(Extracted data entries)
=======
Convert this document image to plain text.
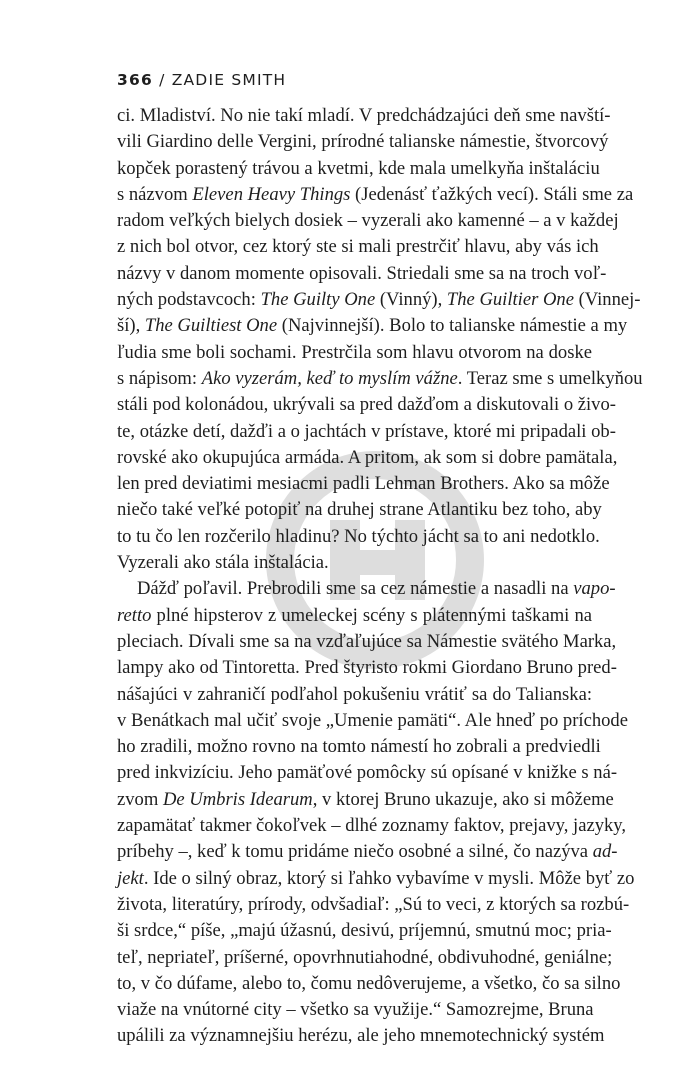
366 / ZADIE SMITH
ci. Mladiství. No nie takí mladí. V predchádzajúci deň sme navští-
vili Giardino delle Vergini, prírodné talianske námestie, štvorcový
kopček porastený trávou a kvetmi, kde mala umelkyňa inštaláciu
s názvom Eleven Heavy Things (Jedenásť ťažkých vecí). Stáli sme za
radom veľkých bielych dosiek – vyzerali ako kamenné – a v každej
z nich bol otvor, cez ktorý ste si mali prestrčiť hlavu, aby vás ich
názvy v danom momente opisovali. Striedali sme sa na troch voľ-
ných podstavcoch: The Guilty One (Vinný), The Guiltier One (Vinnej-
ší), The Guiltiest One (Najvinnejší). Bolo to talianske námestie a my
ľudia sme boli sochami. Prestrčila som hlavu otvorom na doske
s nápisom: Ako vyzerám, keď to myslím vážne. Teraz sme s umelkyňou
stáli pod kolonádou, ukrývali sa pred dažďom a diskutovali o živo-
te, otázke detí, dažďi a o jachtách v prístave, ktoré mi pripadali ob-
rovské ako okupujúca armáda. A pritom, ak som si dobre pamätala,
len pred deviatimi mesiacmi padli Lehman Brothers. Ako sa môže
niečo také veľké potopiť na druhej strane Atlantiku bez toho, aby
to tu čo len rozčerilo hladinu? No týchto jácht sa to ani nedotklo.
Vyzerali ako stála inštalácia.
Dážď poľavil. Prebrodili sme sa cez námestie a nasadli na vapo-
retto plné hipsterov z umeleckej scény s plátennými taškami na
pleciach. Dívali sme sa na vzďaľujúce sa Námestie svätého Marka,
lampy ako od Tintoretta. Pred štyristo rokmi Giordano Bruno pred-
nášajúci v zahraničí podľahol pokušeniu vrátiť sa do Talianska:
v Benátkach mal učiť svoje „Umenie pamäti“. Ale hneď po príchode
ho zradili, možno rovno na tomto námestí ho zobrali a predviedli
pred inkvizíciu. Jeho pamäťové pomôcky sú opísané v knižke s ná-
zvom De Umbris Idearum, v ktorej Bruno ukazuje, ako si môžeme
zapamätať takmer čokoľvek – dlhé zoznamy faktov, prejavy, jazyky,
príbehy –, keď k tomu pridáme niečo osobné a silné, čo nazýva ad-
jekt. Ide o silný obraz, ktorý si ľahko vybavíme v mysli. Môže byť zo
života, literatúry, prírody, odvšadiaľ: „Sú to veci, z ktorých sa rozbú-
ši srdce,“ píše, „majú úžasnú, desivú, príjemnú, smutnú moc; pria-
teľ, nepriateľ, príšerné, opovrhnutiahodné, obdivuhodné, geniálne;
to, v čo dúfame, alebo to, čomu nedôverujeme, a všetko, čo sa silno
viaže na vnútorné city – všetko sa využije.“ Samozrejme, Bruna
upálili za významnejšiu herézu, ale jeho mnemotechnický systém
=======
[WHAT TO PRODUCE]:
Each line above that holds the string "Bruno" should be copied and shown.

[EXPECTED OUTPUT]:
lampy ako od Tintoretta. Pred štyristo rokmi Giordano Bruno pred-
zvom De Umbris Idearum, v ktorej Bruno ukazuje, ako si môžeme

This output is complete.